* [Stored data]:
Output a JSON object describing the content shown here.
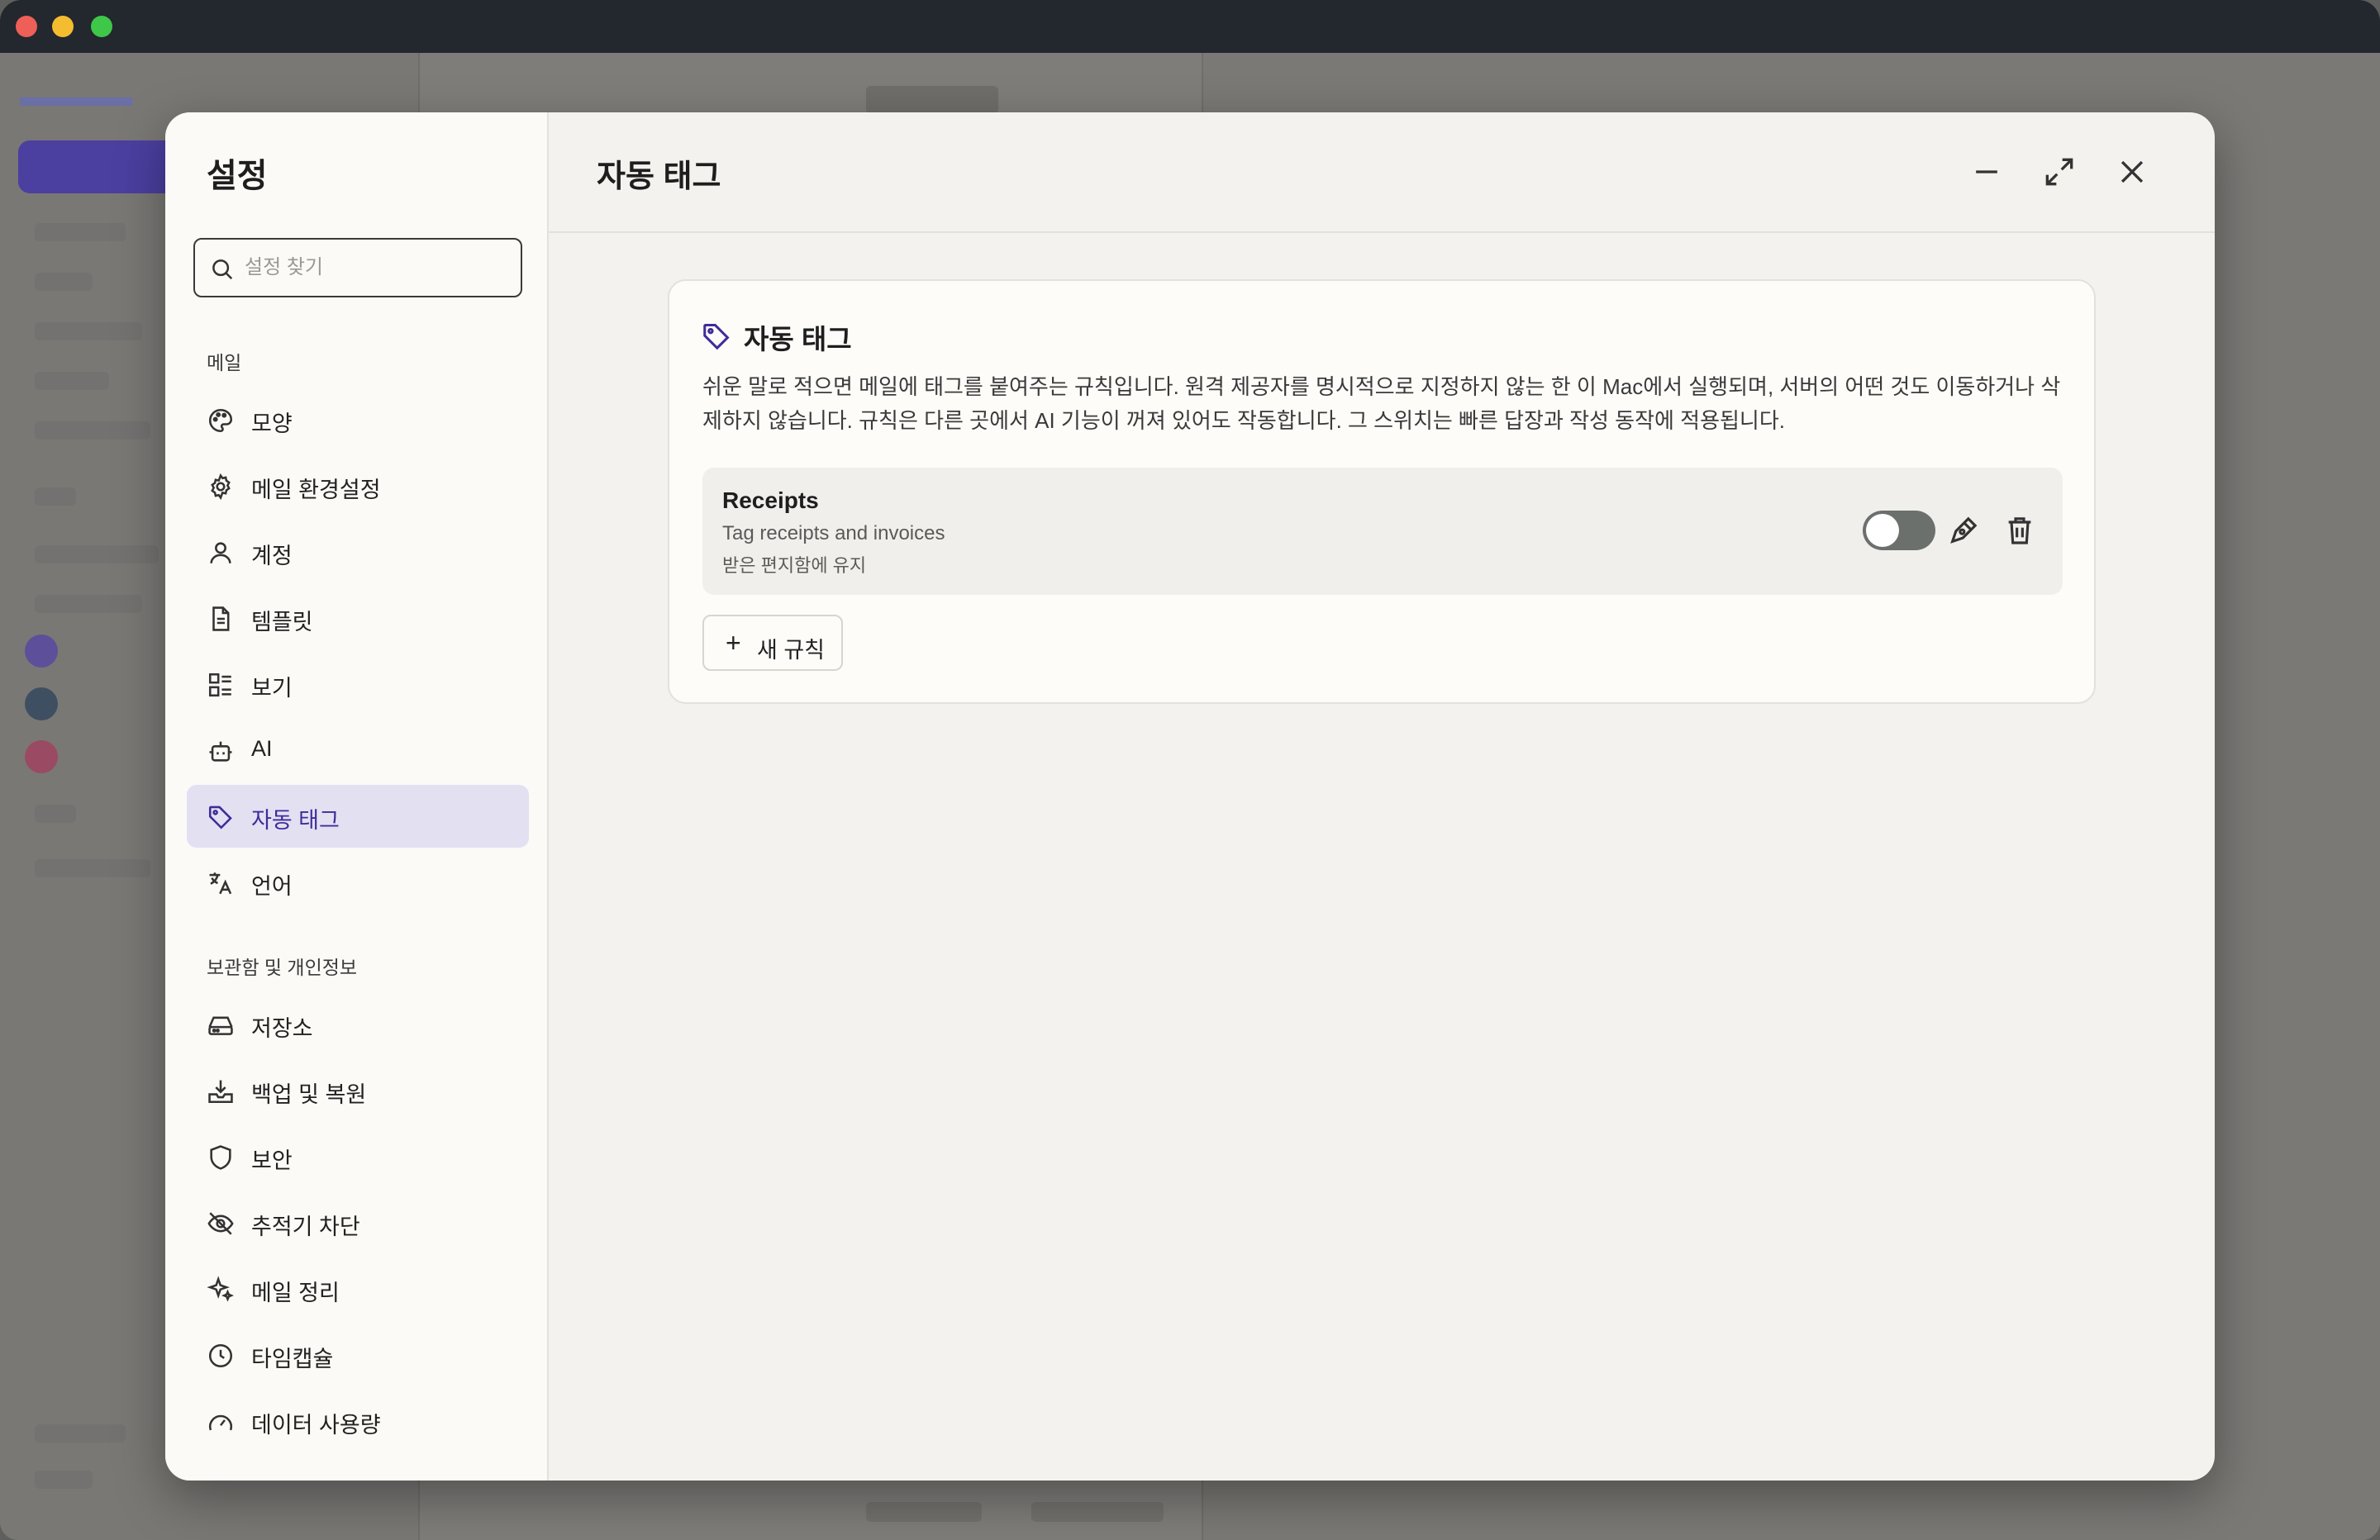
{
  "settings": {
    "title": "설정",
    "search_placeholder": "설정 찾기",
    "sections": [
      {
        "label": "메일",
        "items": [
          {
            "label": "모양",
            "icon": "palette-icon"
          },
          {
            "label": "메일 환경설정",
            "icon": "gear-icon"
          },
          {
            "label": "계정",
            "icon": "user-icon"
          },
          {
            "label": "템플릿",
            "icon": "document-icon"
          },
          {
            "label": "보기",
            "icon": "layout-list-icon"
          },
          {
            "label": "AI",
            "icon": "robot-icon"
          },
          {
            "label": "자동 태그",
            "icon": "tag-icon",
            "active": true
          },
          {
            "label": "언어",
            "icon": "translate-icon"
          }
        ]
      },
      {
        "label": "보관함 및 개인정보",
        "items": [
          {
            "label": "저장소",
            "icon": "hard-drive-icon"
          },
          {
            "label": "백업 및 복원",
            "icon": "download-tray-icon"
          },
          {
            "label": "보안",
            "icon": "shield-icon"
          },
          {
            "label": "추적기 차단",
            "icon": "eye-off-icon"
          },
          {
            "label": "메일 정리",
            "icon": "sparkles-icon"
          },
          {
            "label": "타임캡슐",
            "icon": "clock-icon"
          },
          {
            "label": "데이터 사용량",
            "icon": "gauge-icon"
          }
        ]
      }
    ]
  },
  "main": {
    "title": "자동 태그",
    "card": {
      "title": "자동 태그",
      "description": "쉬운 말로 적으면 메일에 태그를 붙여주는 규칙입니다. 원격 제공자를 명시적으로 지정하지 않는 한 이 Mac에서 실행되며, 서버의 어떤 것도 이동하거나 삭제하지 않습니다. 규칙은 다른 곳에서 AI 기능이 꺼져 있어도 작동합니다. 그 스위치는 빠른 답장과 작성 동작에 적용됩니다.",
      "rules": [
        {
          "name": "Receipts",
          "description": "Tag receipts and invoices",
          "folder": "받은 편지함에 유지",
          "enabled": false
        }
      ],
      "add_rule_label": "새 규칙"
    }
  },
  "colors": {
    "accent": "#3f2c9a",
    "active_nav_bg": "#e3e0f2",
    "toggle_off": "#6c706d"
  }
}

* [Aim of the task]: Select, from the listing, all lines that include the word "description".

* [Solution to this task]:
      "description": "쉬운 말로 적으면 메일에 태그를 붙여주는 규칙입니다. 원격 제공자를 명시적으로 지정하지 않는 한 이 Mac에서 실행되며, 서버의 어떤 것도 이동하거나 삭제하지 않습니다. 규칙은 다른 곳에서 AI 기능이 꺼져 있어도 작동합니다. 그 스위치는 빠른 답장과 작성 동작에 적용됩니다.",
          "description": "Tag receipts and invoices",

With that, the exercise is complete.